** Begin Records for the task **

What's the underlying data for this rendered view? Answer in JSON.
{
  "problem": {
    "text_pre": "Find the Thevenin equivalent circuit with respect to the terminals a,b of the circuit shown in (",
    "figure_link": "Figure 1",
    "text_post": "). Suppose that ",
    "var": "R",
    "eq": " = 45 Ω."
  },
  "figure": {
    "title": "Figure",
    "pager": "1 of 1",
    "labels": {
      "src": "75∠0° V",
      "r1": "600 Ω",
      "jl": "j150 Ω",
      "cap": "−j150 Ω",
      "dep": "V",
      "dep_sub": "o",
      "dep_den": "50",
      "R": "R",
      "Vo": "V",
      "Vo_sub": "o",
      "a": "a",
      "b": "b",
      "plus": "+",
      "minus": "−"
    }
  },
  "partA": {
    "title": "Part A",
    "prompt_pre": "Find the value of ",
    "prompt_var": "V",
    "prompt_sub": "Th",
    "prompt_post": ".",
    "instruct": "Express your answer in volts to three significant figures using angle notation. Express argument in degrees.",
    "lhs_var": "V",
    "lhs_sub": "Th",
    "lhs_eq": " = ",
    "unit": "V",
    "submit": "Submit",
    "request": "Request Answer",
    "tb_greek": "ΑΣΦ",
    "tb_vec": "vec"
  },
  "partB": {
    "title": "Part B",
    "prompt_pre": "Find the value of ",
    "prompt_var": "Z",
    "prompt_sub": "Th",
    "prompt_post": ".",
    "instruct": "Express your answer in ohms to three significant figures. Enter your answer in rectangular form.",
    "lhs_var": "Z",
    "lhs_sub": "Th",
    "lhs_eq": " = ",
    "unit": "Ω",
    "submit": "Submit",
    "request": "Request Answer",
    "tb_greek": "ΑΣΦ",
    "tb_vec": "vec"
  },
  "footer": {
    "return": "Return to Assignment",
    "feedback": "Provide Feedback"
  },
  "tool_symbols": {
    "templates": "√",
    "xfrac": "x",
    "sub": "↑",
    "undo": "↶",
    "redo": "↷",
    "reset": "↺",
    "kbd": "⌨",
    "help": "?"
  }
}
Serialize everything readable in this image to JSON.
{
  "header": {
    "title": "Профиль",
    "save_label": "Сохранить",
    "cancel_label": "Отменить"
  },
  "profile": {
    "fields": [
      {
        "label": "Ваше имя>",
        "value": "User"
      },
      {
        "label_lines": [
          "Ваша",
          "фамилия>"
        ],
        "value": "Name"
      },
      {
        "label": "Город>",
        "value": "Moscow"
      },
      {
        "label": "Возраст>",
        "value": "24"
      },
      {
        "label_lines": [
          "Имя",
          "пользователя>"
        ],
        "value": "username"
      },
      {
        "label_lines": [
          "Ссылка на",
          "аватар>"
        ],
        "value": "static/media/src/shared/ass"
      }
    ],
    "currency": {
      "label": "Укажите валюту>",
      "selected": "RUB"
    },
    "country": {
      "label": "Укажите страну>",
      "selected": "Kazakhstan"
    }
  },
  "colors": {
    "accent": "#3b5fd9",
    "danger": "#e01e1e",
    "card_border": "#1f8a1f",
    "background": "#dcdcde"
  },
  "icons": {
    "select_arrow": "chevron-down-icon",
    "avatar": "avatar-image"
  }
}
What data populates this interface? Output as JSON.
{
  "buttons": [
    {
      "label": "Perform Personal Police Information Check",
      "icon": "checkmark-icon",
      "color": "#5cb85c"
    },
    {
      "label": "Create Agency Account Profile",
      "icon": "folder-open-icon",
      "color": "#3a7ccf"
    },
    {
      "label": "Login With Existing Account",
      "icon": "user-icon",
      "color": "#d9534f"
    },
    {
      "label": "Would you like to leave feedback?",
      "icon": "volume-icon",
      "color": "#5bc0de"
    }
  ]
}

** End Records for the task **

Return the line that contains "Serialize everything readable" and all lines after it, verbatim, and nothing else.

- [Solution to this exercise]
Serialize everything readable in this image to JSON.
{
  "header": {
    "title": "Профиль",
    "save_label": "Сохранить",
    "cancel_label": "Отменить"
  },
  "profile": {
    "fields": [
      {
        "label": "Ваше имя>",
        "value": "User"
      },
      {
        "label_lines": [
          "Ваша",
          "фамилия>"
        ],
        "value": "Name"
      },
      {
        "label": "Город>",
        "value": "Moscow"
      },
      {
        "label": "Возраст>",
        "value": "24"
      },
      {
        "label_lines": [
          "Имя",
          "пользователя>"
        ],
        "value": "username"
      },
      {
        "label_lines": [
          "Ссылка на",
          "аватар>"
        ],
        "value": "static/media/src/shared/ass"
      }
    ],
    "currency": {
      "label": "Укажите валюту>",
      "selected": "RUB"
    },
    "country": {
      "label": "Укажите страну>",
      "selected": "Kazakhstan"
    }
  },
  "colors": {
    "accent": "#3b5fd9",
    "danger": "#e01e1e",
    "card_border": "#1f8a1f",
    "background": "#dcdcde"
  },
  "icons": {
    "select_arrow": "chevron-down-icon",
    "avatar": "avatar-image"
  }
}
What data populates this interface? Output as JSON.
{
  "buttons": [
    {
      "label": "Perform Personal Police Information Check",
      "icon": "checkmark-icon",
      "color": "#5cb85c"
    },
    {
      "label": "Create Agency Account Profile",
      "icon": "folder-open-icon",
      "color": "#3a7ccf"
    },
    {
      "label": "Login With Existing Account",
      "icon": "user-icon",
      "color": "#d9534f"
    },
    {
      "label": "Would you like to leave feedback?",
      "icon": "volume-icon",
      "color": "#5bc0de"
    }
  ]
}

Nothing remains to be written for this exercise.